> [GOAL OF THE EXERCISE]
Count how many lines hold the string "image". Give that number alone.

> [Data items]
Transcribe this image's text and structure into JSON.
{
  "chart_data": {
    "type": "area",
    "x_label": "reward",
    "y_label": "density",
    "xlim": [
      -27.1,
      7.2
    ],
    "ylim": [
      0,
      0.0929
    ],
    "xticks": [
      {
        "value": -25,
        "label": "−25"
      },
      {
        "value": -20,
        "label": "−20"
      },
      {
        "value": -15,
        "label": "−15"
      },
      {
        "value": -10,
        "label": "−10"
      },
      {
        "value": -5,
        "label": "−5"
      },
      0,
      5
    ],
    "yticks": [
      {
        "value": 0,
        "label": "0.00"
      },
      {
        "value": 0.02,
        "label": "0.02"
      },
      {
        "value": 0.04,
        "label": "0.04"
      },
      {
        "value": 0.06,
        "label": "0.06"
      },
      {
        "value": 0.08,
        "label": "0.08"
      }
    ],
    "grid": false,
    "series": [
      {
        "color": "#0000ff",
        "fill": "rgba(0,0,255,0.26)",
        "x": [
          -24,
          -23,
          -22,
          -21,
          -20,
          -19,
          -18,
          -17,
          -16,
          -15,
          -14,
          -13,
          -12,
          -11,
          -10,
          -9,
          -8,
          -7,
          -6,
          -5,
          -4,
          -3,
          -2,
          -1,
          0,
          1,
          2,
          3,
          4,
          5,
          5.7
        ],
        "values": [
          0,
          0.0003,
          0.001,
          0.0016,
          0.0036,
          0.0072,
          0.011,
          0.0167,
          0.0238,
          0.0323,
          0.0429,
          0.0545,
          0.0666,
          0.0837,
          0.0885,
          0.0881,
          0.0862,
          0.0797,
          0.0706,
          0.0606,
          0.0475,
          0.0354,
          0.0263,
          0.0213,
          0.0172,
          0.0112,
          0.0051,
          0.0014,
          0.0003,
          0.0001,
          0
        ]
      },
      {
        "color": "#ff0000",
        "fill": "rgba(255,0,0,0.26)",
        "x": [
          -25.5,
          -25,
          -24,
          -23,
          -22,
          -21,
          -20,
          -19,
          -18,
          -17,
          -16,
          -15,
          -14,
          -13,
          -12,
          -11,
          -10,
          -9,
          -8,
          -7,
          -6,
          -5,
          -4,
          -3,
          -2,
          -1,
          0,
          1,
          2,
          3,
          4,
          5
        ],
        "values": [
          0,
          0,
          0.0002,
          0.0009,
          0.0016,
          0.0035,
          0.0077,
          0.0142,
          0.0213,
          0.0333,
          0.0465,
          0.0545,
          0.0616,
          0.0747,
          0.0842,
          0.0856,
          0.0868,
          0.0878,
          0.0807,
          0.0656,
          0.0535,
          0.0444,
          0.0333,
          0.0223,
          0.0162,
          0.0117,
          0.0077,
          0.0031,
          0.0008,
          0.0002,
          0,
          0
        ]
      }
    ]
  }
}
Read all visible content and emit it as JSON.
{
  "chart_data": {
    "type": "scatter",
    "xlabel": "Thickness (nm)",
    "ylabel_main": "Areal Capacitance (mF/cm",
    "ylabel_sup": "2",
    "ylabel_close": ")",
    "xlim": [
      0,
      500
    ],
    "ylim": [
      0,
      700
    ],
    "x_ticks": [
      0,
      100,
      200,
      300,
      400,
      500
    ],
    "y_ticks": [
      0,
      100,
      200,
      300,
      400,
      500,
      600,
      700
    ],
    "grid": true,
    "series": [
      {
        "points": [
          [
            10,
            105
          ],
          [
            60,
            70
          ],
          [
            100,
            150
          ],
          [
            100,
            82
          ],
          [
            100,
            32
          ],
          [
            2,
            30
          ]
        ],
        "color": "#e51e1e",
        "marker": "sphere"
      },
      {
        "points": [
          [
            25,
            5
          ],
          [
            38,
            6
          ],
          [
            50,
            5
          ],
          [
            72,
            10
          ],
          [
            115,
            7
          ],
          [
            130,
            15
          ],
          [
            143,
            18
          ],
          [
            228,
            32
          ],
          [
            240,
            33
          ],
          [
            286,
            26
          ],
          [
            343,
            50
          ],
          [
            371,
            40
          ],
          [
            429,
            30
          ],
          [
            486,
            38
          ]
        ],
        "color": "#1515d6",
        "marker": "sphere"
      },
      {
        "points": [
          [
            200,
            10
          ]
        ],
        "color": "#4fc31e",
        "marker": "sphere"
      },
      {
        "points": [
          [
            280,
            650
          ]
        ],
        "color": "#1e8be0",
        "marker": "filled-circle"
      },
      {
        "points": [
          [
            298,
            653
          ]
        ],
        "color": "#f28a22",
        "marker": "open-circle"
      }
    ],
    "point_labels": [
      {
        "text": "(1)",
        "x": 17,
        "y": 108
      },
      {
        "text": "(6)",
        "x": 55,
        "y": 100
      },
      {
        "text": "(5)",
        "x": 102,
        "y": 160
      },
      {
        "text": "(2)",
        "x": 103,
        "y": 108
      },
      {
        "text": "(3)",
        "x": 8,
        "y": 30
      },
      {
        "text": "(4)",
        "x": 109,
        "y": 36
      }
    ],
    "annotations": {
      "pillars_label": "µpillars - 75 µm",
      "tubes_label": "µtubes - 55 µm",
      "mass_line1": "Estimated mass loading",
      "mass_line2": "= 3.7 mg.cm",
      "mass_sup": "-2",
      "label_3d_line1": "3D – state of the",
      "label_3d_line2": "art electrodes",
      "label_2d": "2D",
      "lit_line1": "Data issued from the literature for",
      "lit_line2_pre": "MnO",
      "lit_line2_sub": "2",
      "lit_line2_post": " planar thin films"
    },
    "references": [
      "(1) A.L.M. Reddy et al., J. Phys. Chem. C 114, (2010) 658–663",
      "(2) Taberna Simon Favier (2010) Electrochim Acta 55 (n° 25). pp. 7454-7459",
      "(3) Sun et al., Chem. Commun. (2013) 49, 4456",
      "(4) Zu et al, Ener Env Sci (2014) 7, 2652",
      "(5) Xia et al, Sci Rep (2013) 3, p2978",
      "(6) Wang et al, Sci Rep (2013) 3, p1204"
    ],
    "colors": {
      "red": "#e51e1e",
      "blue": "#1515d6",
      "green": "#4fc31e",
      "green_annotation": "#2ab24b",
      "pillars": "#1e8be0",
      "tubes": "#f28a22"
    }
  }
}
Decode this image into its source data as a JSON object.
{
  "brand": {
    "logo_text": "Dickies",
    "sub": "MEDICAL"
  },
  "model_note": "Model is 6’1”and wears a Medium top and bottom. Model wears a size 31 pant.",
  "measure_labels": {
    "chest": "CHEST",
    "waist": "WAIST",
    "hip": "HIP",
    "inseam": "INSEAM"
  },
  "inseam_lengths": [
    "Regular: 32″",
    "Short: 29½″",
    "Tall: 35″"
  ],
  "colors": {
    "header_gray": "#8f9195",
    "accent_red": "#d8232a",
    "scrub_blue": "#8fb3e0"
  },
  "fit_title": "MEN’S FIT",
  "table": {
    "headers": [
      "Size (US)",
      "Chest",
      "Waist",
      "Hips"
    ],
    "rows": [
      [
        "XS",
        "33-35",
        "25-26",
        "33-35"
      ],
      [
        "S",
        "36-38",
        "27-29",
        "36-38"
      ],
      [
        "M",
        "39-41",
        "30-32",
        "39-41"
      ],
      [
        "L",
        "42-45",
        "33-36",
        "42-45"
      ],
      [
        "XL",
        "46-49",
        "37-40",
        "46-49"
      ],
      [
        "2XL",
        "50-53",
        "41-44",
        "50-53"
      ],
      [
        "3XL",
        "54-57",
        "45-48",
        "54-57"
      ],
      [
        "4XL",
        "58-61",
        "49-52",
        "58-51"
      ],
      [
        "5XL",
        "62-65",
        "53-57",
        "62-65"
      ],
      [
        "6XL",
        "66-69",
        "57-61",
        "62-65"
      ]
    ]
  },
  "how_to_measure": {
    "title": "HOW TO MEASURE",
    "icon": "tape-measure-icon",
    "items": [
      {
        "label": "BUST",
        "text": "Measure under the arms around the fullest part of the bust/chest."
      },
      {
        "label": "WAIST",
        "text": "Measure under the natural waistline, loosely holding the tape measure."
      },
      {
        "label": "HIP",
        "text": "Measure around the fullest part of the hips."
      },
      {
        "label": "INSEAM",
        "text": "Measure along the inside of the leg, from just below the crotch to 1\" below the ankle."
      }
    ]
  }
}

> [ANSWER]
2